▶ GIVEN TASK: Reproduce the lines below word for word, starting at the very first line of the rows and going on through the line that contains "text-line: финансовое обеспечение".

Layout dataset entries
━━━━━━━━━━━━━━━━━━━━
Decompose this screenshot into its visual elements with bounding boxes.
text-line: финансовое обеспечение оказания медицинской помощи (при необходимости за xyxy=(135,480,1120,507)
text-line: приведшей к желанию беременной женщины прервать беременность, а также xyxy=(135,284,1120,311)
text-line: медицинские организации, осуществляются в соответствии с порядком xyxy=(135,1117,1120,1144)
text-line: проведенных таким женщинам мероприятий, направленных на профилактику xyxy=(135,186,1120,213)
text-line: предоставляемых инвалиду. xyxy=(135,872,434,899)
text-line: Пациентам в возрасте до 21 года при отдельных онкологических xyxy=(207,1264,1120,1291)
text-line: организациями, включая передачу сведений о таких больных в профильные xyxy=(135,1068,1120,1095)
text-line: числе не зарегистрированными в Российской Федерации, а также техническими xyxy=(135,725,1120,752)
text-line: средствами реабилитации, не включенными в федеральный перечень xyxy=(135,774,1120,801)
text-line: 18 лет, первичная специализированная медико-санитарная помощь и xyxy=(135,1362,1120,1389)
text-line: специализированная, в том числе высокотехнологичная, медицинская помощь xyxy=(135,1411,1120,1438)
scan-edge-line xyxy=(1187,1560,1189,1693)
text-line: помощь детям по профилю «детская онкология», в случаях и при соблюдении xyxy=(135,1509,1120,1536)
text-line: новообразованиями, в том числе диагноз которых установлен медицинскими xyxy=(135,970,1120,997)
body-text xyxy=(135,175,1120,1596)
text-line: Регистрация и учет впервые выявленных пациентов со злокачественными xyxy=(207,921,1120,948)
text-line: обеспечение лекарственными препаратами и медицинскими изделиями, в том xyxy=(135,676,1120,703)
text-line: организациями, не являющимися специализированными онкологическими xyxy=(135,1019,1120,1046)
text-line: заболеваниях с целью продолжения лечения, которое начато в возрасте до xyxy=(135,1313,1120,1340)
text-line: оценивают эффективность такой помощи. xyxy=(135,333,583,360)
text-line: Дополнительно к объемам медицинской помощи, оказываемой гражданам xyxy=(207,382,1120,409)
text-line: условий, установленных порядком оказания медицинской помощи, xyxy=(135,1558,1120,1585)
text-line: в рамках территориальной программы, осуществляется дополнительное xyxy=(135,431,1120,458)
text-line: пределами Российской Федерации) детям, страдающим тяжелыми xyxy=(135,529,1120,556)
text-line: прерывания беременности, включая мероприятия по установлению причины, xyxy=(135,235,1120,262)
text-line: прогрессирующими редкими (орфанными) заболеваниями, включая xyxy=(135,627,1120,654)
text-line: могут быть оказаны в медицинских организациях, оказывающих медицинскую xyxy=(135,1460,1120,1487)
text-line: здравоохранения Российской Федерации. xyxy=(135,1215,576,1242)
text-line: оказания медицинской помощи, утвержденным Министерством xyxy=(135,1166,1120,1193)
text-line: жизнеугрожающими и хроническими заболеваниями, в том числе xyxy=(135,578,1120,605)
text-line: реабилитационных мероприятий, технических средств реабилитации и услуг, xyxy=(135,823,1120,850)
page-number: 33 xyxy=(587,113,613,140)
━━━━━━━━━━━━━━━━━━━━
▶ RESPONSE TO THE TASK:
Decompose this screenshot into its visual elements with bounding boxes.
text-line: финансовое обеспечение оказания медицинской помощи (при необходимости за xyxy=(135,480,1120,507)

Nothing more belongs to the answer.